[Part of a data file]
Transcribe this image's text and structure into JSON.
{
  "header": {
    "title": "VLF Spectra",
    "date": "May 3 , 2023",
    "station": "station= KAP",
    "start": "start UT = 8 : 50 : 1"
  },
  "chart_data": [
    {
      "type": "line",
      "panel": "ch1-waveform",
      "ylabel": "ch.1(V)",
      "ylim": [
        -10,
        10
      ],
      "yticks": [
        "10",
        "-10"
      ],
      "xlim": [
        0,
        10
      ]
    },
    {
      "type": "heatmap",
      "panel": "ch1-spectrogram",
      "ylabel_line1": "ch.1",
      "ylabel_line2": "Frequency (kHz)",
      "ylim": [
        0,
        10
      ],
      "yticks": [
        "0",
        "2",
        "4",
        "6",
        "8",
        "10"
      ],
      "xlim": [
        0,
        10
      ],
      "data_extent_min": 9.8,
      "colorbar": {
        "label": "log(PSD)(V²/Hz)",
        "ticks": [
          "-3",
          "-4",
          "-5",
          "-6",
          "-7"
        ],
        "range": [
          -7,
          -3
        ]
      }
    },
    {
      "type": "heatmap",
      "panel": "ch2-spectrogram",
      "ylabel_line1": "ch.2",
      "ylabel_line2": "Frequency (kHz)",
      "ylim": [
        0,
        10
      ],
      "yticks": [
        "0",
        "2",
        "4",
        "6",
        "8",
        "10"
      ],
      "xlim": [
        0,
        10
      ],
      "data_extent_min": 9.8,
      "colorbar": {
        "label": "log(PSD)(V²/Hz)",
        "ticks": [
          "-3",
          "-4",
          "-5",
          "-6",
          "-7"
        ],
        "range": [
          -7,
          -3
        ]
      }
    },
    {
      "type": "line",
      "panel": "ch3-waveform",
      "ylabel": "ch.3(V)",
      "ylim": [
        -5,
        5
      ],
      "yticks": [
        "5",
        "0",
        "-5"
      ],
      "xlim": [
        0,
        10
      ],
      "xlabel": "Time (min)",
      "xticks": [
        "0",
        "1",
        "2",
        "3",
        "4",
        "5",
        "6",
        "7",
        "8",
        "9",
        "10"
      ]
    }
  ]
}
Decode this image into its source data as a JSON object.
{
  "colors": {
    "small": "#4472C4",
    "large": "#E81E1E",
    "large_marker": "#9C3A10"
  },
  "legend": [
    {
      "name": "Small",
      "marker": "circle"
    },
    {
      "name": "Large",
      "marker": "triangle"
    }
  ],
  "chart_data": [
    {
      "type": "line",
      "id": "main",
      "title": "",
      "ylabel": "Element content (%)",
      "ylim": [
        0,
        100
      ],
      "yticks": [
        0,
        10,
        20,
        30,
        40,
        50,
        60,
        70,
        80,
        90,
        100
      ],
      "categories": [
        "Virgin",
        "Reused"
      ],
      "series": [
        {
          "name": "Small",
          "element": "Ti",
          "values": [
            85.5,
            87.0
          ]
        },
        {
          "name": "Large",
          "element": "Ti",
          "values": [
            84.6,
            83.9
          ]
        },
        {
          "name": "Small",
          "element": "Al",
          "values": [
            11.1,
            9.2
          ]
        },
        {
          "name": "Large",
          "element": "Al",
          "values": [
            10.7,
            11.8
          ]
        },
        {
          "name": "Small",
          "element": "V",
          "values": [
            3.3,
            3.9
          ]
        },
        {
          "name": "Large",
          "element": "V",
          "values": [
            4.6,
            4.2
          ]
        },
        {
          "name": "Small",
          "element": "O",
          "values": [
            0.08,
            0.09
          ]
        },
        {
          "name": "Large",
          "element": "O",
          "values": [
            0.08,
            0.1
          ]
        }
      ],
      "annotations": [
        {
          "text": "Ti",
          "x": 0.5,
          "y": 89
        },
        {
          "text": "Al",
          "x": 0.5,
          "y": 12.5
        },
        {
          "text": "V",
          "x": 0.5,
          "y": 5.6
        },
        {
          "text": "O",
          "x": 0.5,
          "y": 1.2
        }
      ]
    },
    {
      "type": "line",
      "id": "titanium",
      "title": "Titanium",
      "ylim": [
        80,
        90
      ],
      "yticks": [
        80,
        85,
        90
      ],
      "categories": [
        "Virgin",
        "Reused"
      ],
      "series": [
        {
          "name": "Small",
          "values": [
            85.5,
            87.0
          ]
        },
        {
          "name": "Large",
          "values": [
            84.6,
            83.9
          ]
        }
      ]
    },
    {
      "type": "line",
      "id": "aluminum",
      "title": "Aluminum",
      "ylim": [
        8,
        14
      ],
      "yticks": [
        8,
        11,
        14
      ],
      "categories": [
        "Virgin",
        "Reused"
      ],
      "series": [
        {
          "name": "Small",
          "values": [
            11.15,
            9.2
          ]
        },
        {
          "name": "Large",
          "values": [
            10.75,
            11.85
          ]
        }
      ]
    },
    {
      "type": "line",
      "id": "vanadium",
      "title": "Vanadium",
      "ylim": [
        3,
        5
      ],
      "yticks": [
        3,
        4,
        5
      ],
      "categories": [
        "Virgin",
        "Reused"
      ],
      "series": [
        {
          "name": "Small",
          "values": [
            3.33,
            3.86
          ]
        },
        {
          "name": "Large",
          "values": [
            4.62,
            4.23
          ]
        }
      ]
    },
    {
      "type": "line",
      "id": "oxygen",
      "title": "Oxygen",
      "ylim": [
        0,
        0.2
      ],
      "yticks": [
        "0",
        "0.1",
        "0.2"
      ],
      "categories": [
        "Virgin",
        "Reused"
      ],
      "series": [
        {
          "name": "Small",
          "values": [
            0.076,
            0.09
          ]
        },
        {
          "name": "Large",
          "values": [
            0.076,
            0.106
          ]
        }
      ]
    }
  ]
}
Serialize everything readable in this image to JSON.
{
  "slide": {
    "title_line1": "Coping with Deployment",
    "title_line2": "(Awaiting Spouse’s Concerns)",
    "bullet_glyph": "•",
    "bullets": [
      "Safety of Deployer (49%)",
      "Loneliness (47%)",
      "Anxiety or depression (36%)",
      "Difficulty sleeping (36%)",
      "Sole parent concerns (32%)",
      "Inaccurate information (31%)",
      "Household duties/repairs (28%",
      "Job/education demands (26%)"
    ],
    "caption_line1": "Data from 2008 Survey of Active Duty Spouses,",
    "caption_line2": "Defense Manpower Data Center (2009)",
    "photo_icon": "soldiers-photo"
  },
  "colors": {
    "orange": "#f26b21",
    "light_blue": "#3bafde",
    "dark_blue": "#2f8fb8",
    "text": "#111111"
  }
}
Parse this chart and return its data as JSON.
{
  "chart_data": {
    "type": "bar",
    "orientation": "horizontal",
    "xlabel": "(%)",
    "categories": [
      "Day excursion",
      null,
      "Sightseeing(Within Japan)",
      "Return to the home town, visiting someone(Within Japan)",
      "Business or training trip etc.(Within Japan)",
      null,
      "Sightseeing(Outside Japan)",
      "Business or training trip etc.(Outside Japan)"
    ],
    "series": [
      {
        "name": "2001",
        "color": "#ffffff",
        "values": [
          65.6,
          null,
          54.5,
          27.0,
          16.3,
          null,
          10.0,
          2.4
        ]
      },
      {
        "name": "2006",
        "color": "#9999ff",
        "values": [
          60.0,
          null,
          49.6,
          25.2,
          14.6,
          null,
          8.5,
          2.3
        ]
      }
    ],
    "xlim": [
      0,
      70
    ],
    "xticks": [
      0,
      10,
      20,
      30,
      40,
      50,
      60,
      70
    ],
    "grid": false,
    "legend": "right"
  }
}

» SET PROBLEM
Extract each entry in full and write it down exactly.

» COMPLETE RESPONSE
Transcribe this image's text and structure into JSON.
{
  "header": {
    "title": "VLF Spectra",
    "date": "May 3 , 2023",
    "station": "station= KAP",
    "start": "start UT = 8 : 50 : 1"
  },
  "chart_data": [
    {
      "type": "line",
      "panel": "ch1-waveform",
      "ylabel": "ch.1(V)",
      "ylim": [
        -10,
        10
      ],
      "yticks": [
        "10",
        "-10"
      ],
      "xlim": [
        0,
        10
      ]
    },
    {
      "type": "heatmap",
      "panel": "ch1-spectrogram",
      "ylabel_line1": "ch.1",
      "ylabel_line2": "Frequency (kHz)",
      "ylim": [
        0,
        10
      ],
      "yticks": [
        "0",
        "2",
        "4",
        "6",
        "8",
        "10"
      ],
      "xlim": [
        0,
        10
      ],
      "data_extent_min": 9.8,
      "colorbar": {
        "label": "log(PSD)(V²/Hz)",
        "ticks": [
          "-3",
          "-4",
          "-5",
          "-6",
          "-7"
        ],
        "range": [
          -7,
          -3
        ]
      }
    },
    {
      "type": "heatmap",
      "panel": "ch2-spectrogram",
      "ylabel_line1": "ch.2",
      "ylabel_line2": "Frequency (kHz)",
      "ylim": [
        0,
        10
      ],
      "yticks": [
        "0",
        "2",
        "4",
        "6",
        "8",
        "10"
      ],
      "xlim": [
        0,
        10
      ],
      "data_extent_min": 9.8,
      "colorbar": {
        "label": "log(PSD)(V²/Hz)",
        "ticks": [
          "-3",
          "-4",
          "-5",
          "-6",
          "-7"
        ],
        "range": [
          -7,
          -3
        ]
      }
    },
    {
      "type": "line",
      "panel": "ch3-waveform",
      "ylabel": "ch.3(V)",
      "ylim": [
        -5,
        5
      ],
      "yticks": [
        "5",
        "0",
        "-5"
      ],
      "xlim": [
        0,
        10
      ],
      "xlabel": "Time (min)",
      "xticks": [
        "0",
        "1",
        "2",
        "3",
        "4",
        "5",
        "6",
        "7",
        "8",
        "9",
        "10"
      ]
    }
  ]
}
Decode this image into its source data as a JSON object.
{
  "colors": {
    "small": "#4472C4",
    "large": "#E81E1E",
    "large_marker": "#9C3A10"
  },
  "legend": [
    {
      "name": "Small",
      "marker": "circle"
    },
    {
      "name": "Large",
      "marker": "triangle"
    }
  ],
  "chart_data": [
    {
      "type": "line",
      "id": "main",
      "title": "",
      "ylabel": "Element content (%)",
      "ylim": [
        0,
        100
      ],
      "yticks": [
        0,
        10,
        20,
        30,
        40,
        50,
        60,
        70,
        80,
        90,
        100
      ],
      "categories": [
        "Virgin",
        "Reused"
      ],
      "series": [
        {
          "name": "Small",
          "element": "Ti",
          "values": [
            85.5,
            87.0
          ]
        },
        {
          "name": "Large",
          "element": "Ti",
          "values": [
            84.6,
            83.9
          ]
        },
        {
          "name": "Small",
          "element": "Al",
          "values": [
            11.1,
            9.2
          ]
        },
        {
          "name": "Large",
          "element": "Al",
          "values": [
            10.7,
            11.8
          ]
        },
        {
          "name": "Small",
          "element": "V",
          "values": [
            3.3,
            3.9
          ]
        },
        {
          "name": "Large",
          "element": "V",
          "values": [
            4.6,
            4.2
          ]
        },
        {
          "name": "Small",
          "element": "O",
          "values": [
            0.08,
            0.09
          ]
        },
        {
          "name": "Large",
          "element": "O",
          "values": [
            0.08,
            0.1
          ]
        }
      ],
      "annotations": [
        {
          "text": "Ti",
          "x": 0.5,
          "y": 89
        },
        {
          "text": "Al",
          "x": 0.5,
          "y": 12.5
        },
        {
          "text": "V",
          "x": 0.5,
          "y": 5.6
        },
        {
          "text": "O",
          "x": 0.5,
          "y": 1.2
        }
      ]
    },
    {
      "type": "line",
      "id": "titanium",
      "title": "Titanium",
      "ylim": [
        80,
        90
      ],
      "yticks": [
        80,
        85,
        90
      ],
      "categories": [
        "Virgin",
        "Reused"
      ],
      "series": [
        {
          "name": "Small",
          "values": [
            85.5,
            87.0
          ]
        },
        {
          "name": "Large",
          "values": [
            84.6,
            83.9
          ]
        }
      ]
    },
    {
      "type": "line",
      "id": "aluminum",
      "title": "Aluminum",
      "ylim": [
        8,
        14
      ],
      "yticks": [
        8,
        11,
        14
      ],
      "categories": [
        "Virgin",
        "Reused"
      ],
      "series": [
        {
          "name": "Small",
          "values": [
            11.15,
            9.2
          ]
        },
        {
          "name": "Large",
          "values": [
            10.75,
            11.85
          ]
        }
      ]
    },
    {
      "type": "line",
      "id": "vanadium",
      "title": "Vanadium",
      "ylim": [
        3,
        5
      ],
      "yticks": [
        3,
        4,
        5
      ],
      "categories": [
        "Virgin",
        "Reused"
      ],
      "series": [
        {
          "name": "Small",
          "values": [
            3.33,
            3.86
          ]
        },
        {
          "name": "Large",
          "values": [
            4.62,
            4.23
          ]
        }
      ]
    },
    {
      "type": "line",
      "id": "oxygen",
      "title": "Oxygen",
      "ylim": [
        0,
        0.2
      ],
      "yticks": [
        "0",
        "0.1",
        "0.2"
      ],
      "categories": [
        "Virgin",
        "Reused"
      ],
      "series": [
        {
          "name": "Small",
          "values": [
            0.076,
            0.09
          ]
        },
        {
          "name": "Large",
          "values": [
            0.076,
            0.106
          ]
        }
      ]
    }
  ]
}
Serialize everything readable in this image to JSON.
{
  "slide": {
    "title_line1": "Coping with Deployment",
    "title_line2": "(Awaiting Spouse’s Concerns)",
    "bullet_glyph": "•",
    "bullets": [
      "Safety of Deployer (49%)",
      "Loneliness (47%)",
      "Anxiety or depression (36%)",
      "Difficulty sleeping (36%)",
      "Sole parent concerns (32%)",
      "Inaccurate information (31%)",
      "Household duties/repairs (28%",
      "Job/education demands (26%)"
    ],
    "caption_line1": "Data from 2008 Survey of Active Duty Spouses,",
    "caption_line2": "Defense Manpower Data Center (2009)",
    "photo_icon": "soldiers-photo"
  },
  "colors": {
    "orange": "#f26b21",
    "light_blue": "#3bafde",
    "dark_blue": "#2f8fb8",
    "text": "#111111"
  }
}
Parse this chart and return its data as JSON.
{
  "chart_data": {
    "type": "bar",
    "orientation": "horizontal",
    "xlabel": "(%)",
    "categories": [
      "Day excursion",
      null,
      "Sightseeing(Within Japan)",
      "Return to the home town, visiting someone(Within Japan)",
      "Business or training trip etc.(Within Japan)",
      null,
      "Sightseeing(Outside Japan)",
      "Business or training trip etc.(Outside Japan)"
    ],
    "series": [
      {
        "name": "2001",
        "color": "#ffffff",
        "values": [
          65.6,
          null,
          54.5,
          27.0,
          16.3,
          null,
          10.0,
          2.4
        ]
      },
      {
        "name": "2006",
        "color": "#9999ff",
        "values": [
          60.0,
          null,
          49.6,
          25.2,
          14.6,
          null,
          8.5,
          2.3
        ]
      }
    ],
    "xlim": [
      0,
      70
    ],
    "xticks": [
      0,
      10,
      20,
      30,
      40,
      50,
      60,
      70
    ],
    "grid": false,
    "legend": "right"
  }
}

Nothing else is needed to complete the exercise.